Task list:
[A] In the article on South Korea's nuclear phase-out, how much plutonium did China's pilot reactor produce before the program was suspended?
[B] Carry on the article about South Korea's nuclear phase-out from its final sentence.

The South Korean government should rethink its current approach to radioactive waste treatment technologies before attempting to go nuclear free, a renowned American nuclear expert said.
In an interview with The Korea Herald, Frank von Hippel, a professor at Princeton University, warned that the state-run Korea Atomic Energy Research Institute is working on technologies that have failed in all other advanced industrial countries.
With liberal President Moon Jae-in -- an advocate of nuclear-zero Korea -- taking office, the new administration has unveiled a roadmap to phase out nuclear power plants over the next 40 years. At present, 25 reactors are in service and the Moon administration aims to begin with shutting down older facilities.
“It is feasible for South Korea to close down all of the nuclear power plants. The US dismantled nuclear power plants, older than ones (still in use) in Korea,” Hippel said.
According to the expert, in order to dismantle nuclear reactors, a thorough review of pyroprocessing technology researched by KAERI should come first.
Pyroprocessing, one of the technologies used for reprocessing spent nuclear fuel and liquid sodium-cooled reactors, was once touted as an effective method to reduce the volume of waste. But many experts, including Hippel, say the method can complicate waste disposal by creating different types of radioactive waste.
“They also remain extraordinarily expensive. KAERI’s scheme would saddle the country with a hugely costly, dangerous and futile nuclear enterprise,” Hippel said.
He also pointed to the global trend of abandoning radioactive waste reprocessing for sodium-cooled reactors. Due to cost issues and environmental risks, many countries are moving away from what Korea is using at the moment, he said.
“The UK is also planning to end operations in 2018. China operated a pilot reactor in 2011, but after producing 20 kilograms of plutonium, a small amount, it concluded that the benefits were marginal and suspended the program.”

Entries supplied:
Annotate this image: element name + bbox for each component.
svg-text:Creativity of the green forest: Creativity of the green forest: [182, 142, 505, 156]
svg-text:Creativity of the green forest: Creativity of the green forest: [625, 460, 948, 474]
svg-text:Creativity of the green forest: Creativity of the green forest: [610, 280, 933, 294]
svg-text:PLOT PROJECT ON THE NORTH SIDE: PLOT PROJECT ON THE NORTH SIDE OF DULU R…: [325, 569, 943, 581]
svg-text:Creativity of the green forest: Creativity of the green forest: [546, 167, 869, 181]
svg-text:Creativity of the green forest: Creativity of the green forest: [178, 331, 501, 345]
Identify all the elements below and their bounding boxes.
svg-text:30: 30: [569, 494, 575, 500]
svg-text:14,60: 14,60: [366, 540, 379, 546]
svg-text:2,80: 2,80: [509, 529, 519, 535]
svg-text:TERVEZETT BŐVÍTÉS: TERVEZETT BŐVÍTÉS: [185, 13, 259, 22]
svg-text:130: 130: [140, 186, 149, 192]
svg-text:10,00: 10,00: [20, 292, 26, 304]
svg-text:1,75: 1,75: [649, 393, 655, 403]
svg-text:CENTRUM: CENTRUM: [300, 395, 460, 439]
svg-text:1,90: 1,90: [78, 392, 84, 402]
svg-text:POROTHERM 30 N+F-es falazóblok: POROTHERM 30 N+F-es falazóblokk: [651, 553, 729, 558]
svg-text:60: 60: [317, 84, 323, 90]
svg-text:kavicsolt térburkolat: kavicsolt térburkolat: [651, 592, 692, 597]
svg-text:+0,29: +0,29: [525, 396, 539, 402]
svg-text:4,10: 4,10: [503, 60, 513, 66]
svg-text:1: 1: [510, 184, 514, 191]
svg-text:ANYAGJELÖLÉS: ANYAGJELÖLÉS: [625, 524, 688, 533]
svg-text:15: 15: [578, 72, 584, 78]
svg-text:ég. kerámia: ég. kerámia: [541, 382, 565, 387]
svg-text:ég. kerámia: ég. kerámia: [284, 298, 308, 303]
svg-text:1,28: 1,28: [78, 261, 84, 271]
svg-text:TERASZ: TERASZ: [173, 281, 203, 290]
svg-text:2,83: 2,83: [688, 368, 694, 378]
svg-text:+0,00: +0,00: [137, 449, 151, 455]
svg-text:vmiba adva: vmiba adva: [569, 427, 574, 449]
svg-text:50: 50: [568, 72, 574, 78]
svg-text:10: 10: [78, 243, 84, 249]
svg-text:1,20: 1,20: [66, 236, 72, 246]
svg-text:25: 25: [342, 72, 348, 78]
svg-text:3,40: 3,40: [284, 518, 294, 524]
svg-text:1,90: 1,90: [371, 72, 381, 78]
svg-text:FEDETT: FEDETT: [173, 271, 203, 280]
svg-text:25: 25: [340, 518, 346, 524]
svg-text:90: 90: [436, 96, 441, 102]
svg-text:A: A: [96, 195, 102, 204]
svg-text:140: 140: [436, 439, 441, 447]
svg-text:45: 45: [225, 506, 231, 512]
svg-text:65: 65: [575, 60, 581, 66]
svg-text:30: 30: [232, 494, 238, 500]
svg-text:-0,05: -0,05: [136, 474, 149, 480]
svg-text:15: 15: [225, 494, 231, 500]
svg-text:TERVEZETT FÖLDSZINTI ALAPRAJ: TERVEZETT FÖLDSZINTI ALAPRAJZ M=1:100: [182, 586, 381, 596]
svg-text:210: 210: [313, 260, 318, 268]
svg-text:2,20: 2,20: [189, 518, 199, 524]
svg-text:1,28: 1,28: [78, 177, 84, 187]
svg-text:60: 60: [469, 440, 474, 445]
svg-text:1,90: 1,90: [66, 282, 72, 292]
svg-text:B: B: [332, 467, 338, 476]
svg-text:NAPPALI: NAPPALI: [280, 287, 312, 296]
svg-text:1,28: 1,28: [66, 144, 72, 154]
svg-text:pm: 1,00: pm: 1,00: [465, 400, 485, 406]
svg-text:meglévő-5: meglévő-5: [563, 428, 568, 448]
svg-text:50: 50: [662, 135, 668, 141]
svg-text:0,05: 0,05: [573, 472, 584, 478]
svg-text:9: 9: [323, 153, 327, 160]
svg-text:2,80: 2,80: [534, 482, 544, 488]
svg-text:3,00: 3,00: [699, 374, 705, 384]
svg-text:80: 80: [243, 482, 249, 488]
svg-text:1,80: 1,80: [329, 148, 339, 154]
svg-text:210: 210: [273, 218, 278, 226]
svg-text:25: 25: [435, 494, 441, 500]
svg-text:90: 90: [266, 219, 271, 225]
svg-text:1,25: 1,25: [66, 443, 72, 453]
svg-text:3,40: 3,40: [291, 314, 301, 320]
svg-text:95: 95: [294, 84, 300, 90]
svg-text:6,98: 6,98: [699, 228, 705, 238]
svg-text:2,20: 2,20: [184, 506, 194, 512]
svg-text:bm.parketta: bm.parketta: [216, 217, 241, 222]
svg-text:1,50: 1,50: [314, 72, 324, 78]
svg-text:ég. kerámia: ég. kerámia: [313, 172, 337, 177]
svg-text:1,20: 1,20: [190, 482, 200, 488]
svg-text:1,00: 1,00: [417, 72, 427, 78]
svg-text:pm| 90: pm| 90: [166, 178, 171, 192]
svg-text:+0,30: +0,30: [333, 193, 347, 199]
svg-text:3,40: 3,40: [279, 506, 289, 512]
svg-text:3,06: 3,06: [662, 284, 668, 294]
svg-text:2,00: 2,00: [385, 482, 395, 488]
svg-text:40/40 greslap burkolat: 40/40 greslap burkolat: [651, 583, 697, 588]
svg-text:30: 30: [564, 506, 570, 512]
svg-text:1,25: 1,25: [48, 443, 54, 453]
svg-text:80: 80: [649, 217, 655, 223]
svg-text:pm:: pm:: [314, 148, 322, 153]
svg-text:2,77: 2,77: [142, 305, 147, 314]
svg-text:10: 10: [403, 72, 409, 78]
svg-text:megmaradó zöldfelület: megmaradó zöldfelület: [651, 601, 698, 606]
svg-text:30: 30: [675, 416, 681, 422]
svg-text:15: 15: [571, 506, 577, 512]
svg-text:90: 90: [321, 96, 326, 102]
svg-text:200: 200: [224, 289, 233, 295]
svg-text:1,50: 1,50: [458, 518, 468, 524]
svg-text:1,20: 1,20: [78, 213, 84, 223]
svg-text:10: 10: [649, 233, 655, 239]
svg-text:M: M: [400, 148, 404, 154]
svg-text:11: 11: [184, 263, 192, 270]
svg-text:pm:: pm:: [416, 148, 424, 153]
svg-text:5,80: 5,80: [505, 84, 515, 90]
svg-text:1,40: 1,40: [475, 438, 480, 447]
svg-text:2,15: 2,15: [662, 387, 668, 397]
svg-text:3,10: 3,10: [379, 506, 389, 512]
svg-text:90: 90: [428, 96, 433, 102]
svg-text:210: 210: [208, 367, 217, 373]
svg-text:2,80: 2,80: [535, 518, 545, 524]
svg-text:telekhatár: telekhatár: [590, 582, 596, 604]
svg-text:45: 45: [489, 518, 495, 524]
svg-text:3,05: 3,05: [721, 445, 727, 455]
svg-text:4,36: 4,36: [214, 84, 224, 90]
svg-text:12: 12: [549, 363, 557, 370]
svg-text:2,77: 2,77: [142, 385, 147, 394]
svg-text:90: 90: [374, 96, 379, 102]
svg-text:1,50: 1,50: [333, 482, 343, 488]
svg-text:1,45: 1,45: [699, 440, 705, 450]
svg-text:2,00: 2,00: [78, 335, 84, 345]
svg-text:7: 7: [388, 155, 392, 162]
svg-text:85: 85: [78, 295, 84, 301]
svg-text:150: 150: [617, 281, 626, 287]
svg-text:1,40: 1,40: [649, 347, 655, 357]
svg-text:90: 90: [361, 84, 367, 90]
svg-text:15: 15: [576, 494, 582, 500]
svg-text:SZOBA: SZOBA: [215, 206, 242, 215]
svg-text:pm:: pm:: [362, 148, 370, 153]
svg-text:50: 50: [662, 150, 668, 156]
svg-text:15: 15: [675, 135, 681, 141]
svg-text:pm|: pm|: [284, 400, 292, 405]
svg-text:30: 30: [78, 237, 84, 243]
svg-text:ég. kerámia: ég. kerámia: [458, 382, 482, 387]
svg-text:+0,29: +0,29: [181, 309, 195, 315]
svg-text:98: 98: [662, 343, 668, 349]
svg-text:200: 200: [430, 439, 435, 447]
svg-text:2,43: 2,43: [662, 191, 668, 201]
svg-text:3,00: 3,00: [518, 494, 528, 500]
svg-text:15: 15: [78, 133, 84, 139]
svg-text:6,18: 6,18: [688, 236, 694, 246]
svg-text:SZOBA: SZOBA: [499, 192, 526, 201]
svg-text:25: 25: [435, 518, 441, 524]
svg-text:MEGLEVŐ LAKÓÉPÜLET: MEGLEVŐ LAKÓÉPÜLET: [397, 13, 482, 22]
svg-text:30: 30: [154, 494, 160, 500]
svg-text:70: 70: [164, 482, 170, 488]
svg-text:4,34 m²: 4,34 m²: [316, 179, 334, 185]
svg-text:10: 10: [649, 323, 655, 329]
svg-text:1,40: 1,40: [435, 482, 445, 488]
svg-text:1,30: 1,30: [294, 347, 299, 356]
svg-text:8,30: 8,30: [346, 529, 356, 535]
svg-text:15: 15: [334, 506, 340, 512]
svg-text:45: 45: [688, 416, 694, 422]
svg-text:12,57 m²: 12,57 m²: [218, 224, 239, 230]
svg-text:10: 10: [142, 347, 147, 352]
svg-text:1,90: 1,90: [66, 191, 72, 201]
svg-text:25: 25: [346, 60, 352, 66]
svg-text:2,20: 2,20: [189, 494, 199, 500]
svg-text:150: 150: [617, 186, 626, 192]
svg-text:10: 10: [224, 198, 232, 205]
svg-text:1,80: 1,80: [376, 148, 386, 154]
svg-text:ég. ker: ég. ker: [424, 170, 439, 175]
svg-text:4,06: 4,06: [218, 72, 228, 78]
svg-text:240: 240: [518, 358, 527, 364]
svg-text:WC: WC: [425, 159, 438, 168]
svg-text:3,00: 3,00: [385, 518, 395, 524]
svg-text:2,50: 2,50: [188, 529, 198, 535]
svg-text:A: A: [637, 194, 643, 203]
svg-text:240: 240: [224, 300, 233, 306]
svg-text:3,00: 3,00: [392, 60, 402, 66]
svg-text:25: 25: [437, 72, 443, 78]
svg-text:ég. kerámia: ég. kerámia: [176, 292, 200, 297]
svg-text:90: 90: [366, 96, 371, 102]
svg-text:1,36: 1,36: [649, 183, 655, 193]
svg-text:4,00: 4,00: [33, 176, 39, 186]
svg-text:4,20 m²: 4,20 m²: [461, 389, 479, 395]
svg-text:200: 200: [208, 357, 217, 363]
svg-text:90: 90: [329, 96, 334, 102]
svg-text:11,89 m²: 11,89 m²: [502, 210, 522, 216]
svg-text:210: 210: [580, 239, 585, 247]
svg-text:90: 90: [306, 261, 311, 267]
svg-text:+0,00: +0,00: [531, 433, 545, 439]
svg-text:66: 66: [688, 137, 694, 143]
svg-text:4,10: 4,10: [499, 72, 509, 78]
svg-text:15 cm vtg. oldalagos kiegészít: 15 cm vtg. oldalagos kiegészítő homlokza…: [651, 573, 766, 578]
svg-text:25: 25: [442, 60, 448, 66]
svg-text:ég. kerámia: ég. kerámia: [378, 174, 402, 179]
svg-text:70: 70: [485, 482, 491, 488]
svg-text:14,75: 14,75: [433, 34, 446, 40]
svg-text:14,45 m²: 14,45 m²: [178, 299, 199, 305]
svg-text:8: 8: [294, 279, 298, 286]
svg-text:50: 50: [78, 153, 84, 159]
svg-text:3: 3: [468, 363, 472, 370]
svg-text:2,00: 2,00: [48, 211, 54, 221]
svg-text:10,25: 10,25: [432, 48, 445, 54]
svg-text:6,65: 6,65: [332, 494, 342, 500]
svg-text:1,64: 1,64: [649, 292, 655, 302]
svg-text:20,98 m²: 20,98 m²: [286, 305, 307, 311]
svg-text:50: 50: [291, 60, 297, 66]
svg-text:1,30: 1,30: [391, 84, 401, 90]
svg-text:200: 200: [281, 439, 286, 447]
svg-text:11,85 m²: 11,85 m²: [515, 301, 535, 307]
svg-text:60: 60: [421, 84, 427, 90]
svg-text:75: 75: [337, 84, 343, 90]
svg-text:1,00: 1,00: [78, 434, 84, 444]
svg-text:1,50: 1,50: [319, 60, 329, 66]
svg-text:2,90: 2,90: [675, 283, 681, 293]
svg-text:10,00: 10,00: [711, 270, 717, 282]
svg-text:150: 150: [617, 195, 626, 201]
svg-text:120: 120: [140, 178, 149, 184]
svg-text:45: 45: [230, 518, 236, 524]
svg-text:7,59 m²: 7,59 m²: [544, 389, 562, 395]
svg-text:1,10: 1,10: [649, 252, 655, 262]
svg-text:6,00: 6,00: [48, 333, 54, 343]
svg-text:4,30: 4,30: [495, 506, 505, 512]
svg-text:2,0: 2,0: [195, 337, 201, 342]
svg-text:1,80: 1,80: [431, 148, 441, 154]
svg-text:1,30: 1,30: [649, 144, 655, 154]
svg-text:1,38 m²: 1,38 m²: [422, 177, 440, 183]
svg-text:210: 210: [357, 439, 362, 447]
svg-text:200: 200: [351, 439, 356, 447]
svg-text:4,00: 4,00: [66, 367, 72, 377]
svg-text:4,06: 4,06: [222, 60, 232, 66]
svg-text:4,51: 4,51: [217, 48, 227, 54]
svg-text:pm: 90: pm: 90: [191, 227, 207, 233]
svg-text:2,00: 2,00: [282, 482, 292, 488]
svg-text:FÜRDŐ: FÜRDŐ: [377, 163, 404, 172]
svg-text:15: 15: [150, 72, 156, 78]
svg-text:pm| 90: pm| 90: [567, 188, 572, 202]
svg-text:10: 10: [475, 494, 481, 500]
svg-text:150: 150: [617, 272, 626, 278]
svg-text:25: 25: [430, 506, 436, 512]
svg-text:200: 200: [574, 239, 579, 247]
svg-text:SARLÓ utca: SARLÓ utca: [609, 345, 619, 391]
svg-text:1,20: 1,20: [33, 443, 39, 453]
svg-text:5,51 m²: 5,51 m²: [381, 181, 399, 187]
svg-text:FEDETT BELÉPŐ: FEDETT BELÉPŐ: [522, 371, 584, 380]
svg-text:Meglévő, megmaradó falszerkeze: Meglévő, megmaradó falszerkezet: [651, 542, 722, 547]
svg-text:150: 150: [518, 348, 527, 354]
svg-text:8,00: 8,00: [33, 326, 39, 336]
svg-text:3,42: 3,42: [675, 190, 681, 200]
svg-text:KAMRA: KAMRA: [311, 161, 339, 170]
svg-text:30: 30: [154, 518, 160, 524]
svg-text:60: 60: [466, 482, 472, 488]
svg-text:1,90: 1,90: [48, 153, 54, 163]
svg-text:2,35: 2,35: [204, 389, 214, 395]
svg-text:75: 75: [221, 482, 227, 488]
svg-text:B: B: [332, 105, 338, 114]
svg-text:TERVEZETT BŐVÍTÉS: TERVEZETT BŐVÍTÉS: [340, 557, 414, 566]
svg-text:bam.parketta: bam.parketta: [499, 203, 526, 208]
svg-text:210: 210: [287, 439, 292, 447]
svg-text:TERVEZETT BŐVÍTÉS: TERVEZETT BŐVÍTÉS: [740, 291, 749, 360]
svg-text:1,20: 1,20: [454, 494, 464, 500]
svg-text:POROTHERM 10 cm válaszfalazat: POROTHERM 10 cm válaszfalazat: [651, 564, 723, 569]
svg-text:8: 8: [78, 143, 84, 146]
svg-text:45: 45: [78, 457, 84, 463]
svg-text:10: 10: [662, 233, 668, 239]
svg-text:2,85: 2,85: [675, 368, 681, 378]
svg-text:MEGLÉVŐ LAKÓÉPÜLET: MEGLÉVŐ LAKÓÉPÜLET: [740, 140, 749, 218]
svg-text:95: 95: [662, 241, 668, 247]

Results for each task:
[A] 20 kilograms

[B]
His study states that six out of 31 countries with nuclear power reactors use the reprocessing method. More than $100 billion has been spent worldwide on failed attempts to commercialize sodium-cooled reactors, which have proven to be unreliable and costly.
As an alternative, he suggests storing spent fuel in dry casks.
“The most affordable policy for managing spent nuclear fuel is to store them in dry casks and bury them deep underground in disposal sites with engineered barriers.”
While KAERI argues that Korea is too small for a spent fuel repository, the area of repository for spent fuel is in fact equivalent to the amount of spent nuclear fuel accumulated from light water reactors, he stressed.
As an example, he referred to Wolseong NPP, which holds about 7,000 tons of dry spent fuel storage capacity. Such a large capacity can help make storing spent fuel safer and less costly, as burying the waste 500 meters below ground is safer than surface storage, he said.
“This way, we can either come up with better reactors or better reprocessing technologies.”
“South Korea has plenty of expertise in nuclear waste disposal. All it needs is a paradigm shift, ultimately toward dismantling all of the remaining nuclear reactors.”